(Figure dataset records)
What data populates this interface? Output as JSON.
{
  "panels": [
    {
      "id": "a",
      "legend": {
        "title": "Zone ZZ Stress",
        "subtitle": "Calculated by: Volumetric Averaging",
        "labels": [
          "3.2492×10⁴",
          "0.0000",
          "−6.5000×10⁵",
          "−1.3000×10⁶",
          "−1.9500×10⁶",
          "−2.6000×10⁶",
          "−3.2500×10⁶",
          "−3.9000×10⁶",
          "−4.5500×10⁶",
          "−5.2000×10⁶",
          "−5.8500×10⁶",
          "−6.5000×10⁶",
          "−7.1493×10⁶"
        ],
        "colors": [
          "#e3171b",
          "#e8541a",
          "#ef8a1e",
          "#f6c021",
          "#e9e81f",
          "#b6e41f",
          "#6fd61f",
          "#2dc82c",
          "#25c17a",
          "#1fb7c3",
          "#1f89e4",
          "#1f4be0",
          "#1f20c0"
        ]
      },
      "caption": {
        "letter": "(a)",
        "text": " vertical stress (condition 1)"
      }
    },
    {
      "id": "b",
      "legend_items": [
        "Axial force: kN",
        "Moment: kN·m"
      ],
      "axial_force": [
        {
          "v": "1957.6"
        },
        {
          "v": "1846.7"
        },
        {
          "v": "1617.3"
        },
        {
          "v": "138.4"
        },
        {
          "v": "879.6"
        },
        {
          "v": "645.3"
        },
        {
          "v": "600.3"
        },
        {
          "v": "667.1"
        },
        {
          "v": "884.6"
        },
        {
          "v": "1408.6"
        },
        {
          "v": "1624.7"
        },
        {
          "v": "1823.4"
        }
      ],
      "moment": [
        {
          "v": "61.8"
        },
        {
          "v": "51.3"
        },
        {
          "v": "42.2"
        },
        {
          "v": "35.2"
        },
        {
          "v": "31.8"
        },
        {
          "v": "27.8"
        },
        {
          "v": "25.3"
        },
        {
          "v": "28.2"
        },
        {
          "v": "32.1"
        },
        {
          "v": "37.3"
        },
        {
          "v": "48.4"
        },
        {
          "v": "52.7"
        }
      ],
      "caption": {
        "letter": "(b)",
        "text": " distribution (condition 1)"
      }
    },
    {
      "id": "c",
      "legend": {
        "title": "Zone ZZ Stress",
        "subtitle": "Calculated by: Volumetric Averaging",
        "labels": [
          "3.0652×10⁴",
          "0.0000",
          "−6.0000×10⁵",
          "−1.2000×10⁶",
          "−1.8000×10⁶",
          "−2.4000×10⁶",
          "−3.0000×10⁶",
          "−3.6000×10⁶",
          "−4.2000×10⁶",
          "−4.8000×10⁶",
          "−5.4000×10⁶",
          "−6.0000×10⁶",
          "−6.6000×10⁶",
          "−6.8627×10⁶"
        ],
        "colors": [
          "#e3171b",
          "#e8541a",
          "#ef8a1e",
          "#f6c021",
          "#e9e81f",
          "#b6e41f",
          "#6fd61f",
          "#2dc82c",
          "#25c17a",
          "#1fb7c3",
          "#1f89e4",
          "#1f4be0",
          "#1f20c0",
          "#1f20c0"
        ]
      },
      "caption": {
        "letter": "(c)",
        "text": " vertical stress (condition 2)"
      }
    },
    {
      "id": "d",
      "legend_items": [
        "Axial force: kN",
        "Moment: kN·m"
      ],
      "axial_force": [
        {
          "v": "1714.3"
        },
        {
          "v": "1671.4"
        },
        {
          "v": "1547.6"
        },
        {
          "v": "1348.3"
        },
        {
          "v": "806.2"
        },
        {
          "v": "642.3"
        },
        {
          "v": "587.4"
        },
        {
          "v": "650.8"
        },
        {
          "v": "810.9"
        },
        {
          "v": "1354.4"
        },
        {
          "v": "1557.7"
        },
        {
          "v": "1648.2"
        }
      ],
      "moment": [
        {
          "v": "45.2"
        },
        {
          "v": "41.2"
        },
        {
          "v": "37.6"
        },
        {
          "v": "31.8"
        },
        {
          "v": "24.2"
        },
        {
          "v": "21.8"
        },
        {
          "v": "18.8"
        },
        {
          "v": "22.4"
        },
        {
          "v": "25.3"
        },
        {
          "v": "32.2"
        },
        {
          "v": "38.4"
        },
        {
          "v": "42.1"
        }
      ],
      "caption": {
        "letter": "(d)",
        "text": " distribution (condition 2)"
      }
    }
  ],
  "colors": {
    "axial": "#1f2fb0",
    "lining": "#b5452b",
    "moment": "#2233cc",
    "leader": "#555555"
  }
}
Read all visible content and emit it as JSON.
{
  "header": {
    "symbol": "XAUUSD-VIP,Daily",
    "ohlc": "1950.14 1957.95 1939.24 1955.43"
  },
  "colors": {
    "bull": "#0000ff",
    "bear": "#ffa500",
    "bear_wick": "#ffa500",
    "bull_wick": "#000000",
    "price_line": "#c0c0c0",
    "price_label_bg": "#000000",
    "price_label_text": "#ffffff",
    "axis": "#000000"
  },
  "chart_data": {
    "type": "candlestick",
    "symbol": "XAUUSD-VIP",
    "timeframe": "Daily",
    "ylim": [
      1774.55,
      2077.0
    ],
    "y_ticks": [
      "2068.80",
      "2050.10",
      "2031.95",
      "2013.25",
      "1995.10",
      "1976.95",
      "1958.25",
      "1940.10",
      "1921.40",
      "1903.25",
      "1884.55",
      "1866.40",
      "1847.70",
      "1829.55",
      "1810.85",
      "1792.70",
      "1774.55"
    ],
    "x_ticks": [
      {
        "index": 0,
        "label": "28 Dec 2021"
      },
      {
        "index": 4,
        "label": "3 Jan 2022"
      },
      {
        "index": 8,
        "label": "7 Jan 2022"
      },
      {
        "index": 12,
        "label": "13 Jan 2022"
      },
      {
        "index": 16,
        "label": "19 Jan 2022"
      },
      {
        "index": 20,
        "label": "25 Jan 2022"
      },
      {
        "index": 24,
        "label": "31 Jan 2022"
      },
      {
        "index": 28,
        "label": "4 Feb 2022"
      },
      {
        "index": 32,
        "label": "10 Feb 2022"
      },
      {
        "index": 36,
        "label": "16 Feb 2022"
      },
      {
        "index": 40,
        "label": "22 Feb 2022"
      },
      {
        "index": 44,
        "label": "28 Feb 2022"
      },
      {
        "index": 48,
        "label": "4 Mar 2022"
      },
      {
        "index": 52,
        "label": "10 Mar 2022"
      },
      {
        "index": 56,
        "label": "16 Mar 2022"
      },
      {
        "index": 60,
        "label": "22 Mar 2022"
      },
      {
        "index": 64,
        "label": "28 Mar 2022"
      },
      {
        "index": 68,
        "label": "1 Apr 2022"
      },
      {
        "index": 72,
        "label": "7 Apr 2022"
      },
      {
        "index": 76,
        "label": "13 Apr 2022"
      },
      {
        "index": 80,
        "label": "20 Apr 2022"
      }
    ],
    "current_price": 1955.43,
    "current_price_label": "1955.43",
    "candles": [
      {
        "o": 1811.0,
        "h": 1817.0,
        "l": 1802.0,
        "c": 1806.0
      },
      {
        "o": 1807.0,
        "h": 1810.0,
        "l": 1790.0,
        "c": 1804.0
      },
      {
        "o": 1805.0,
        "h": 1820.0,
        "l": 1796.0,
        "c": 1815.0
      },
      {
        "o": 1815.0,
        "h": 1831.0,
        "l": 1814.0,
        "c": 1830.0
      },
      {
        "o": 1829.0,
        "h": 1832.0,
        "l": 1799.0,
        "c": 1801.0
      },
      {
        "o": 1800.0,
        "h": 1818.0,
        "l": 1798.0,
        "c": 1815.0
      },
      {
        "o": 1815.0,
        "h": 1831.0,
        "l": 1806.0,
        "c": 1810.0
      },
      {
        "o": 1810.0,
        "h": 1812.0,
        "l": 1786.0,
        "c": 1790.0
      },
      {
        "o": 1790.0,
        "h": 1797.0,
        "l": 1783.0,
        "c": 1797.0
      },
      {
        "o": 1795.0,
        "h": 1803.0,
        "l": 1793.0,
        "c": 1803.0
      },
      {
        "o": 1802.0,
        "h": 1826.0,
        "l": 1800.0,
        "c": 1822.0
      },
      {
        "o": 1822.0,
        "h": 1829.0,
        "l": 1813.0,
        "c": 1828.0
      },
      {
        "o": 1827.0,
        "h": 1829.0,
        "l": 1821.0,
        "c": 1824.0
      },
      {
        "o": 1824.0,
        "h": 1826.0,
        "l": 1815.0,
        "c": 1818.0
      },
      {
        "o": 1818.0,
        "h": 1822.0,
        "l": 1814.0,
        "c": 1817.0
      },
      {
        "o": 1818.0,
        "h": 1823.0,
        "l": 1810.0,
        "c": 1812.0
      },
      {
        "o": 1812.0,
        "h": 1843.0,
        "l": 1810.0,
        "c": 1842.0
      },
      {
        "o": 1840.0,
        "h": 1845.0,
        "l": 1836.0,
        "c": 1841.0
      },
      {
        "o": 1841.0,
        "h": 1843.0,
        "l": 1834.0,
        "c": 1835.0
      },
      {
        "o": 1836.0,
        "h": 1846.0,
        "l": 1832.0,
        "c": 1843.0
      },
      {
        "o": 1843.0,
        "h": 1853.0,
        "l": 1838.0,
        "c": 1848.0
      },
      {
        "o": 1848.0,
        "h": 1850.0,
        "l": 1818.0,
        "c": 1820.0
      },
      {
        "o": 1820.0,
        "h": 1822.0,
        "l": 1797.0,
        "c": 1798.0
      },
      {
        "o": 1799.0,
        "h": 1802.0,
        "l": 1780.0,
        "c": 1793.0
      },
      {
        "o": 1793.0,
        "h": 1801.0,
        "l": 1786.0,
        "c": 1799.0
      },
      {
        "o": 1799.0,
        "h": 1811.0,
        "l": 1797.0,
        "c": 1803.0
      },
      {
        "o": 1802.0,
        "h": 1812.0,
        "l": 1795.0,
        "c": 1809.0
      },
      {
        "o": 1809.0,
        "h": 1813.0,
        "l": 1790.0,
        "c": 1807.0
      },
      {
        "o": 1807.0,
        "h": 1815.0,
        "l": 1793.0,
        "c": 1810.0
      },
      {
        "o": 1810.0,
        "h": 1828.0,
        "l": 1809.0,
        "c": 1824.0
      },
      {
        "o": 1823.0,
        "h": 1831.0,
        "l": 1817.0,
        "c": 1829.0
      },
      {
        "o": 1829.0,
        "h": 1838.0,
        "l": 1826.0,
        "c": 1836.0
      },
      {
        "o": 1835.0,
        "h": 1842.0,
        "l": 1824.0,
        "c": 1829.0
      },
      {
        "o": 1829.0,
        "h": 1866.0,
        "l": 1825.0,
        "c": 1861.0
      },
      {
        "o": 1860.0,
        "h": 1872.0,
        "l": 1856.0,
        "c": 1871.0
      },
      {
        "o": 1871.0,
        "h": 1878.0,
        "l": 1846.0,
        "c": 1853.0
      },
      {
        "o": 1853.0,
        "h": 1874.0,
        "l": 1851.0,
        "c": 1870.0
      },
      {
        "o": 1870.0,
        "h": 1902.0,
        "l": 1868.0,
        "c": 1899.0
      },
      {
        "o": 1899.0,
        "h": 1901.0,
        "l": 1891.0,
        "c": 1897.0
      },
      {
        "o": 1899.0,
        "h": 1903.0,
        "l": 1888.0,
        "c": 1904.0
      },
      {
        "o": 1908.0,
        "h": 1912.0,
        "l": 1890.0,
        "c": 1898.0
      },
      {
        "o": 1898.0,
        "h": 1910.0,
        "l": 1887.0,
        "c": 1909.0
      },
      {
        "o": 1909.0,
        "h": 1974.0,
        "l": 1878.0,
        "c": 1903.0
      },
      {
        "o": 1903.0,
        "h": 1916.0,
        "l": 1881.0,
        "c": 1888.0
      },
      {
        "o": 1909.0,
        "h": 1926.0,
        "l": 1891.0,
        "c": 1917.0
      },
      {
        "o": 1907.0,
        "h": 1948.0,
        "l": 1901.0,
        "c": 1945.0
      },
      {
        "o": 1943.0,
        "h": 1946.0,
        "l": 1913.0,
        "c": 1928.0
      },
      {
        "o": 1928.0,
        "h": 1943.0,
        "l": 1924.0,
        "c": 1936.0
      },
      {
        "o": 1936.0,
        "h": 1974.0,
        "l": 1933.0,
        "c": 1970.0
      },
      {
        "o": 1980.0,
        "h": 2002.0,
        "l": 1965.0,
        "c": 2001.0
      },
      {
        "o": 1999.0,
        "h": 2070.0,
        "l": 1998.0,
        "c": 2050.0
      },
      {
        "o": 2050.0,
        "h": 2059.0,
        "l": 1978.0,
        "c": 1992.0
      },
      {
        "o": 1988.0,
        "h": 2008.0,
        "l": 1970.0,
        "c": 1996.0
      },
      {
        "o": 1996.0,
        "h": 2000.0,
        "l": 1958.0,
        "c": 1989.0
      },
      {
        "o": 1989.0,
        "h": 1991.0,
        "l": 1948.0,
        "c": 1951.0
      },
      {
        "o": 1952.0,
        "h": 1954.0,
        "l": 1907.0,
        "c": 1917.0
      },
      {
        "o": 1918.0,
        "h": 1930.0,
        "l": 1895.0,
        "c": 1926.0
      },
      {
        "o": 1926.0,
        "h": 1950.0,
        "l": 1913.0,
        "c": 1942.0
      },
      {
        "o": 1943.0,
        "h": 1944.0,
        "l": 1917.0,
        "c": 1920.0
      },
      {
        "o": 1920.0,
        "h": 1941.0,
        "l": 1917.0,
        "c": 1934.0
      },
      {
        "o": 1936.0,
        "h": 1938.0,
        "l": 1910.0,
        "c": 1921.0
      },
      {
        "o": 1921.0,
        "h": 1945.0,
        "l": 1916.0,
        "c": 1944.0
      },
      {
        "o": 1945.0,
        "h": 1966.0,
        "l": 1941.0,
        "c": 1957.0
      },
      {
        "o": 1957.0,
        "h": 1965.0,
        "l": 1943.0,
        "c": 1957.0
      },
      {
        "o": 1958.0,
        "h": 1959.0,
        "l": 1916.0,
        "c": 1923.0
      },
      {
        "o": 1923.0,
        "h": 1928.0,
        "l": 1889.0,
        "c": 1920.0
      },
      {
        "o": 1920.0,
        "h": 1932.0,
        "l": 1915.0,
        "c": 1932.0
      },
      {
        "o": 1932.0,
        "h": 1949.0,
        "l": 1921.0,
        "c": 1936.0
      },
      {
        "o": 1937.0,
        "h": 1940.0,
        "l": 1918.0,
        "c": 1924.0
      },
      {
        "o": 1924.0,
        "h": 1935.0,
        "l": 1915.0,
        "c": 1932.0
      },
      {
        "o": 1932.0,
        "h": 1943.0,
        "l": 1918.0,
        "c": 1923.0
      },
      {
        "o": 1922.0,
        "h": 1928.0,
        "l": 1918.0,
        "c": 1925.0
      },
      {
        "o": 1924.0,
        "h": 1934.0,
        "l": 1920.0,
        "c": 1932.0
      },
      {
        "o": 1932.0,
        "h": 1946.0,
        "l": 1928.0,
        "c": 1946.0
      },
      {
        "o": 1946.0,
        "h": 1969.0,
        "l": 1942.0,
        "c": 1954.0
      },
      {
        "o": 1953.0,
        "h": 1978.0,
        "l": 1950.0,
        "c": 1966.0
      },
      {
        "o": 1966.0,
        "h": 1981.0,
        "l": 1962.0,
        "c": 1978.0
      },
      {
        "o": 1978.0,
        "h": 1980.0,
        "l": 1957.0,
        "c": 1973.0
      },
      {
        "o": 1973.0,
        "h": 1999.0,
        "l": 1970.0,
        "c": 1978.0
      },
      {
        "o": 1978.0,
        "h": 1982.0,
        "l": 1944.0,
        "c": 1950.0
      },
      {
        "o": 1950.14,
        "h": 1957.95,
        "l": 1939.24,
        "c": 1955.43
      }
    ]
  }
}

> [Exercise goal]: Identify and copy the lines holding the word "JSON".

> [Exercise answer]:
What data populates this interface? Output as JSON.
Read all visible content and emit it as JSON.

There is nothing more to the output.